▶ [INSTRUCTIONS TO FOLLOW]: Carry on writing the review of the art book Imaginative Realism, picking up right after its last sentence.

▶ [PAGE EXTRACT]:
- - - -
Cover Imaginative Realism James Gurnery art book review for students

This book comes with the saying "How to paint what doesn't exist"  and that is what it does exactly.

Why Did I Pick this book?

A lot of young artists, often, get to a point in which they find improving their skills frustratingly slow.  That can sometime bring them to put the blame of this slowness  on themselves  and get de-motivated.   It turns out that in most cases this slowness is due to  not following a good workflow and learning plan. This is true, especially, for some self taught artists, or students that had the bad luck to turn out in a lousy college class, like myself.  Once those problems are addressed their art starts to flourish. So I have picked this book because I genuinely think this can help many of you out there, to start finding your path to become a better artist.

My Personal thoughts.


The book is fun, easy to read and very to the point.  It takes you step by step through the author's workflow, techniques and mindset that allow him t o create incredibly realistic and stunning paintings. From setting up equipment to thumbnails and colour studies all the way to the final product.  With the addition of some tips that are almost impossible to find, at this small a price anyway.  All the chapters are packed with useful information and are great bases to start your own research upon. When I first picked up the book I was shocked by the stunning illustrations. I am very passionate about all that is art and while I was turning the pages I felt like I was holding treasure.  Although this book has a chapter about painting and drawing media, if you are looking for something that will teach you how to shade properly, apply paint or make a Photoshop brush, this might not be what you are looking for. I do recommend this if you have doubts on what to do, or practice next in order to improve your skills and need an overall guide. In that case this is definitely the book for you.
- - - -
▶ [RECORDS PROVIDED]:
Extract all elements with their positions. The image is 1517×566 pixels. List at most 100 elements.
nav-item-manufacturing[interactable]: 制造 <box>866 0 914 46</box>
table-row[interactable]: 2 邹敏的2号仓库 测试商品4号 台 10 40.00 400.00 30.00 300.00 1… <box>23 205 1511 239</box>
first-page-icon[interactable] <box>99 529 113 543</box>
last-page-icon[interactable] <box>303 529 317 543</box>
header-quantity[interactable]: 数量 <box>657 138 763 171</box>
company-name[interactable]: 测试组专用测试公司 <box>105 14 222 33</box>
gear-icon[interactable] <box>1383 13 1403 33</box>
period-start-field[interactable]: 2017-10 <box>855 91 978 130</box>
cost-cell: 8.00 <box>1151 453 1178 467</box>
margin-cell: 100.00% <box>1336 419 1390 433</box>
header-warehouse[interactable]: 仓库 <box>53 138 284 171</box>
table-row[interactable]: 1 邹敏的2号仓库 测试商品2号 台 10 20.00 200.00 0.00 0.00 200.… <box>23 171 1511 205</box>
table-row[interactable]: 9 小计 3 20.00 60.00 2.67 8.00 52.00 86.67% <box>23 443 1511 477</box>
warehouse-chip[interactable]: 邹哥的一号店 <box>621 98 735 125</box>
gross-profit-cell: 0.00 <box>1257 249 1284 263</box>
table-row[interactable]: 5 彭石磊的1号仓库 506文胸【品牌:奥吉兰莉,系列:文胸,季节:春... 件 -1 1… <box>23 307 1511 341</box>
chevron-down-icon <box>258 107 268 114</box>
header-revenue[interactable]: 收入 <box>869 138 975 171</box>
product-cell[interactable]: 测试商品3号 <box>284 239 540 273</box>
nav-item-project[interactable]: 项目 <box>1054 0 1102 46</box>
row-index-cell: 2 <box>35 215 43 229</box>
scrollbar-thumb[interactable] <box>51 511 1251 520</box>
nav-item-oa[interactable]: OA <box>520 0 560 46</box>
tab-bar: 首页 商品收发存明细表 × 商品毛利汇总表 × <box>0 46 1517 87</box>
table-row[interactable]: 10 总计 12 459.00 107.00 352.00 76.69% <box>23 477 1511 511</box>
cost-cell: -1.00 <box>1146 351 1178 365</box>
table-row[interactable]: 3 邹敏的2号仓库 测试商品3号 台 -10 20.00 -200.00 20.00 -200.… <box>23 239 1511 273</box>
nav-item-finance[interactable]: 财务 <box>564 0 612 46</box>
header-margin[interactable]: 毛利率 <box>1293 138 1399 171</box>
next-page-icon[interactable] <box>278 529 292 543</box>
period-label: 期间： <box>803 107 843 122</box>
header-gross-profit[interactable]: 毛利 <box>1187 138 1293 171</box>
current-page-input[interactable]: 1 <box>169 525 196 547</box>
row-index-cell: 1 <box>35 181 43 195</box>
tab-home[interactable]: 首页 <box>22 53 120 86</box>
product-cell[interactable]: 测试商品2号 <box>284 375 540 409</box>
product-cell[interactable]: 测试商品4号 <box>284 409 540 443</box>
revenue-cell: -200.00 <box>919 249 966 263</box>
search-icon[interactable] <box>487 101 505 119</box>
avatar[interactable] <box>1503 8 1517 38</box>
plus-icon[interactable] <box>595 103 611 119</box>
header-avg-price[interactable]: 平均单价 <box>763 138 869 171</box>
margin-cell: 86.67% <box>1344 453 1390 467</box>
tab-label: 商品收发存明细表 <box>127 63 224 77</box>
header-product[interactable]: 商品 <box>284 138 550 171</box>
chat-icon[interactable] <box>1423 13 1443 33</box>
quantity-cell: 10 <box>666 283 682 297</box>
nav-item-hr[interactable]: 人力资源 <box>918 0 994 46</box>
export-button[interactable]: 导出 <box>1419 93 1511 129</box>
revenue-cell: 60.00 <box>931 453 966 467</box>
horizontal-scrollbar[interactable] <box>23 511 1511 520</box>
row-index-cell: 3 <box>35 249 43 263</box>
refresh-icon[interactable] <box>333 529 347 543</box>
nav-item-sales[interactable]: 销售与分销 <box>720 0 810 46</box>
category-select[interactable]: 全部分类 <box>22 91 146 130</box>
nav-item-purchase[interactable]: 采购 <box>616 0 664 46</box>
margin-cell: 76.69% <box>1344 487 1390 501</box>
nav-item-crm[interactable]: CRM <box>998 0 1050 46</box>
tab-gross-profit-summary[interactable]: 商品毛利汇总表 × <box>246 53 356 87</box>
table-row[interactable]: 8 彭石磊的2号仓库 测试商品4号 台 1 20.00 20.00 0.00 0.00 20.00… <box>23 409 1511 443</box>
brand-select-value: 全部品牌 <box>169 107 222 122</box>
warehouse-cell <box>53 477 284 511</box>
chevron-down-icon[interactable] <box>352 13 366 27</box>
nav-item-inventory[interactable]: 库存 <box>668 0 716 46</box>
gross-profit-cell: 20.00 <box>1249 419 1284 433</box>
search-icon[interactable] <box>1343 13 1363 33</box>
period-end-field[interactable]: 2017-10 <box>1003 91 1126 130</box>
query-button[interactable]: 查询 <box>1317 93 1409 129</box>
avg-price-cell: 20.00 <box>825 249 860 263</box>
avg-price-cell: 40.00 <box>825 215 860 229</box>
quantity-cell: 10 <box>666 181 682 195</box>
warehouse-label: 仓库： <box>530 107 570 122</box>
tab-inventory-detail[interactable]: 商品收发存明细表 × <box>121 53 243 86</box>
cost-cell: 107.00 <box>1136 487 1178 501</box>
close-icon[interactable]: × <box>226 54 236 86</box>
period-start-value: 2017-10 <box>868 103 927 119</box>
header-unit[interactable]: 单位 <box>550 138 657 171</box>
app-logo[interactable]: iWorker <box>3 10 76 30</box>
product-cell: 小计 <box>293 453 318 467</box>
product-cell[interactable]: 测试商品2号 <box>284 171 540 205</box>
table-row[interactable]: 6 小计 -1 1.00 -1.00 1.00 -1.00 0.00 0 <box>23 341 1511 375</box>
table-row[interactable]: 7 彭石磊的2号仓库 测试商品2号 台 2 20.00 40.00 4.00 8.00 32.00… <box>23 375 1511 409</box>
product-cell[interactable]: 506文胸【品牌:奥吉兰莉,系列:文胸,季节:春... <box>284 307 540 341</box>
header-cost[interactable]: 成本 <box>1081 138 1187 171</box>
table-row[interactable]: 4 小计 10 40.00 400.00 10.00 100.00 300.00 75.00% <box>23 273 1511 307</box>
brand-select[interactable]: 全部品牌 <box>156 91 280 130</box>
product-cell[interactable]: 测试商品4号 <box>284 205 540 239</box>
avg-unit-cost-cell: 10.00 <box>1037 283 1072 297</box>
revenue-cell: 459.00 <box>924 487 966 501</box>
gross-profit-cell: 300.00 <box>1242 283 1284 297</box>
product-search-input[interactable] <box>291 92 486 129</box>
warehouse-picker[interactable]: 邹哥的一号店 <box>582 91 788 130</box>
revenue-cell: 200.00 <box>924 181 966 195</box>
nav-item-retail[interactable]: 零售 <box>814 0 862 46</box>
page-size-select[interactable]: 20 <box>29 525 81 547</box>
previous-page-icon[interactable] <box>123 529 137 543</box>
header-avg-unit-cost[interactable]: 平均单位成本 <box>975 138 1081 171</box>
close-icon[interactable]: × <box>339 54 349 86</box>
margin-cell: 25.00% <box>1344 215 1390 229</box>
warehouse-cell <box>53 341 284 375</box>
- - - -
▶ [TASK RESPONSE]:
Other Notes


I aimed this review to students but keep in mind that  Imaginative realism is a widely loved book among many professionals and lecturers as well as everyone else.  And although the first few chapters of the book are aimed mostly for a traditional approach, everything else will be useful to both the digital and traditional painter. To me the difference between digital and traditional is the same as oils and watercolour. Different media, but the theory behind where you place the pigments and why is the same. All mediums need it and is universal.